### SUPPLIED RECORDS

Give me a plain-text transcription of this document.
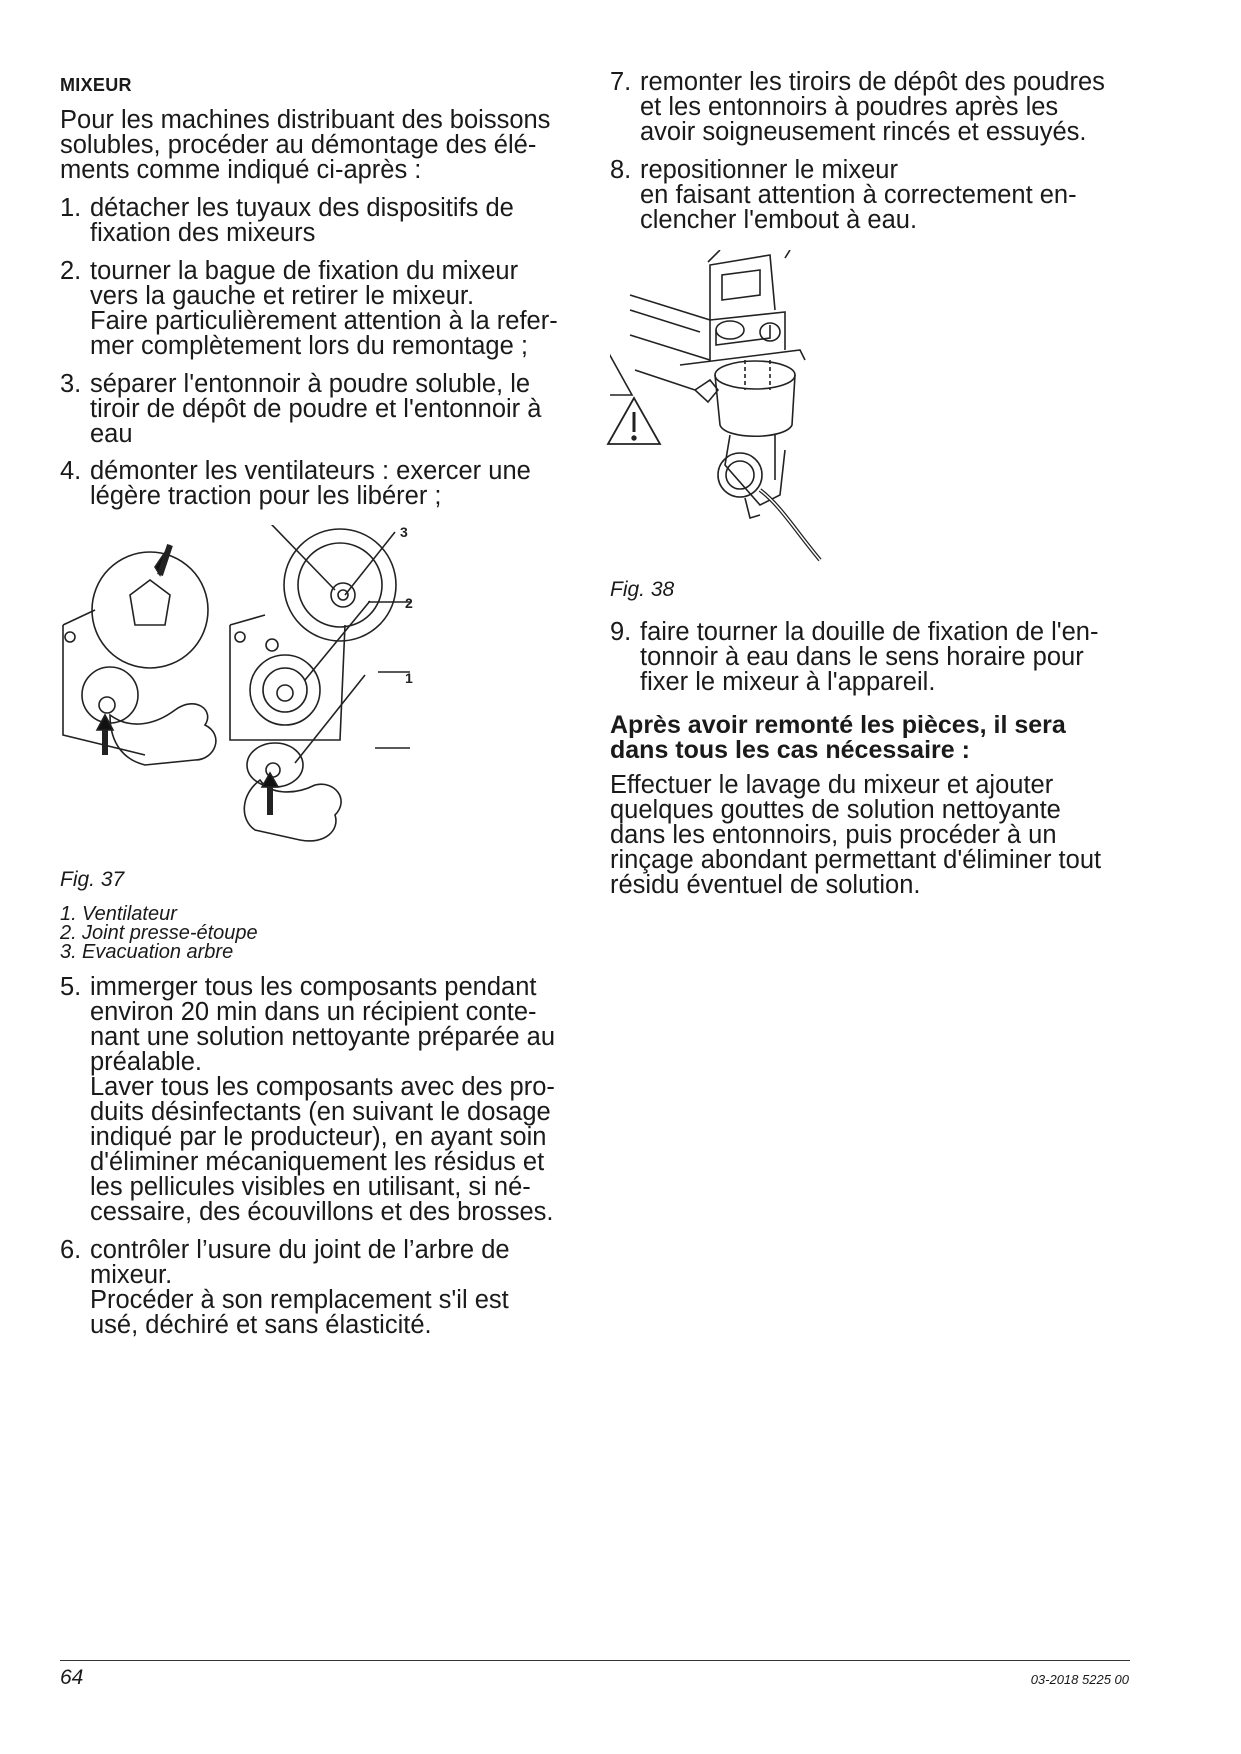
MIXEUR
Pour les machines distribuant des boissons
solubles, procéder au démontage des élé-
ments comme indiqué ci-après :
1. détacher les tuyaux des dispositifs de
fixation des mixeurs
2. tourner la bague de fixation du mixeur
vers la gauche et retirer le mixeur.
Faire particulièrement attention à la refer-
mer complètement lors du remontage ;
3. séparer l'entonnoir à poudre soluble, le
tiroir de dépôt de poudre et l'entonnoir à
eau
4. démonter les ventilateurs : exercer une
légère traction pour les libérer ;
3
2
1
Fig. 37
1. Ventilateur
2. Joint presse-étoupe
3. Evacuation arbre
5. immerger tous les composants pendant
environ 20 min dans un récipient conte-
nant une solution nettoyante préparée au
préalable.
Laver tous les composants avec des pro-
duits désinfectants (en suivant le dosage
indiqué par le producteur), en ayant soin
d'éliminer mécaniquement les résidus et
les pellicules visibles en utilisant, si né-
cessaire, des écouvillons et des brosses.
6. contrôler l’usure du joint de l’arbre de
mixeur.
Procéder à son remplacement s'il est
usé, déchiré et sans élasticité.
7. remonter les tiroirs de dépôt des poudres
et les entonnoirs à poudres après les
avoir soigneusement rincés et essuyés.
8. repositionner le mixeur
en faisant attention à correctement en-
clencher l'embout à eau.
Fig. 38
9. faire tourner la douille de fixation de l'en-
tonnoir à eau dans le sens horaire pour
fixer le mixeur à l'appareil.
Après avoir remonté les pièces, il sera
dans tous les cas nécessaire :
Effectuer le lavage du mixeur et ajouter
quelques gouttes de solution nettoyante
dans les entonnoirs, puis procéder à un
rinçage abondant permettant d'éliminer tout
résidu éventuel de solution.
64	03-2018 5225 00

### EXERCISE DIRECTIONS
Restate the records above in full, word for word. Keep pictures out.

### REPLY
Give me a plain-text transcription of this document.
MIXEUR
Pour les machines distribuant des boissons
solubles, procéder au démontage des élé-
ments comme indiqué ci-après :
1. détacher les tuyaux des dispositifs de
fixation des mixeurs
2. tourner la bague de fixation du mixeur
vers la gauche et retirer le mixeur.
Faire particulièrement attention à la refer-
mer complètement lors du remontage ;
3. séparer l'entonnoir à poudre soluble, le
tiroir de dépôt de poudre et l'entonnoir à
eau
4. démonter les ventilateurs : exercer une
légère traction pour les libérer ;
3
2
1
Fig. 37
1. Ventilateur
2. Joint presse-étoupe
3. Evacuation arbre
5. immerger tous les composants pendant
environ 20 min dans un récipient conte-
nant une solution nettoyante préparée au
préalable.
Laver tous les composants avec des pro-
duits désinfectants (en suivant le dosage
indiqué par le producteur), en ayant soin
d'éliminer mécaniquement les résidus et
les pellicules visibles en utilisant, si né-
cessaire, des écouvillons et des brosses.
6. contrôler l’usure du joint de l’arbre de
mixeur.
Procéder à son remplacement s'il est
usé, déchiré et sans élasticité.
7. remonter les tiroirs de dépôt des poudres
et les entonnoirs à poudres après les
avoir soigneusement rincés et essuyés.
8. repositionner le mixeur
en faisant attention à correctement en-
clencher l'embout à eau.
Fig. 38
9. faire tourner la douille de fixation de l'en-
tonnoir à eau dans le sens horaire pour
fixer le mixeur à l'appareil.
Après avoir remonté les pièces, il sera
dans tous les cas nécessaire :
Effectuer le lavage du mixeur et ajouter
quelques gouttes de solution nettoyante
dans les entonnoirs, puis procéder à un
rinçage abondant permettant d'éliminer tout
résidu éventuel de solution.
64	03-2018 5225 00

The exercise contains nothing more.